◆ Aim of the exercise
The entries below should be transcribed in their entirety, exactly as written.

#### Source records

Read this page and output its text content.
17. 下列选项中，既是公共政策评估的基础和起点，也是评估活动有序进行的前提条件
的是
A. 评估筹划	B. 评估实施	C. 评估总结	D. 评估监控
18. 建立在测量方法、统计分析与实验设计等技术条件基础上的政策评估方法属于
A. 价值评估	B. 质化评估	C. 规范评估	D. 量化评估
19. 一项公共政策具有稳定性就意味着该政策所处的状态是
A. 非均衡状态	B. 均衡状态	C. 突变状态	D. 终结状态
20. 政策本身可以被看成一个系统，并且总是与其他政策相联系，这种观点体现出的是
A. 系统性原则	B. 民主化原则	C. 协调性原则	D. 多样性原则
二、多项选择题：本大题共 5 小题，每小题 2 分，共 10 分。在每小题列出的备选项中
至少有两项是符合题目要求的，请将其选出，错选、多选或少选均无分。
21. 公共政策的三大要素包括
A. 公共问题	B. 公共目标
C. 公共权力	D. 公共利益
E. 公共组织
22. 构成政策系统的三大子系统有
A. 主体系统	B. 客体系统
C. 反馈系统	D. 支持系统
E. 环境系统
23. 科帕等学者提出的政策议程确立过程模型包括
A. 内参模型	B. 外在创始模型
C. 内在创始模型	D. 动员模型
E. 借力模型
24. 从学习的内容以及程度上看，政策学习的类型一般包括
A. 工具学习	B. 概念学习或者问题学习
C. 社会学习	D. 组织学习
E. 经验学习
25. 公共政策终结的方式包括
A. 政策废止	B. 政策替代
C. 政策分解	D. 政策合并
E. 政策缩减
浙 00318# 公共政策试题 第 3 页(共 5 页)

########

◆ Completed exercise
Read this page and output its text content.
17. 下列选项中，既是公共政策评估的基础和起点，也是评估活动有序进行的前提条件
的是
A. 评估筹划	B. 评估实施	C. 评估总结	D. 评估监控
18. 建立在测量方法、统计分析与实验设计等技术条件基础上的政策评估方法属于
A. 价值评估	B. 质化评估	C. 规范评估	D. 量化评估
19. 一项公共政策具有稳定性就意味着该政策所处的状态是
A. 非均衡状态	B. 均衡状态	C. 突变状态	D. 终结状态
20. 政策本身可以被看成一个系统，并且总是与其他政策相联系，这种观点体现出的是
A. 系统性原则	B. 民主化原则	C. 协调性原则	D. 多样性原则
二、多项选择题：本大题共 5 小题，每小题 2 分，共 10 分。在每小题列出的备选项中
至少有两项是符合题目要求的，请将其选出，错选、多选或少选均无分。
21. 公共政策的三大要素包括
A. 公共问题	B. 公共目标
C. 公共权力	D. 公共利益
E. 公共组织
22. 构成政策系统的三大子系统有
A. 主体系统	B. 客体系统
C. 反馈系统	D. 支持系统
E. 环境系统
23. 科帕等学者提出的政策议程确立过程模型包括
A. 内参模型	B. 外在创始模型
C. 内在创始模型	D. 动员模型
E. 借力模型
24. 从学习的内容以及程度上看，政策学习的类型一般包括
A. 工具学习	B. 概念学习或者问题学习
C. 社会学习	D. 组织学习
E. 经验学习
25. 公共政策终结的方式包括
A. 政策废止	B. 政策替代
C. 政策分解	D. 政策合并
E. 政策缩减
浙 00318# 公共政策试题 第 3 页(共 5 页)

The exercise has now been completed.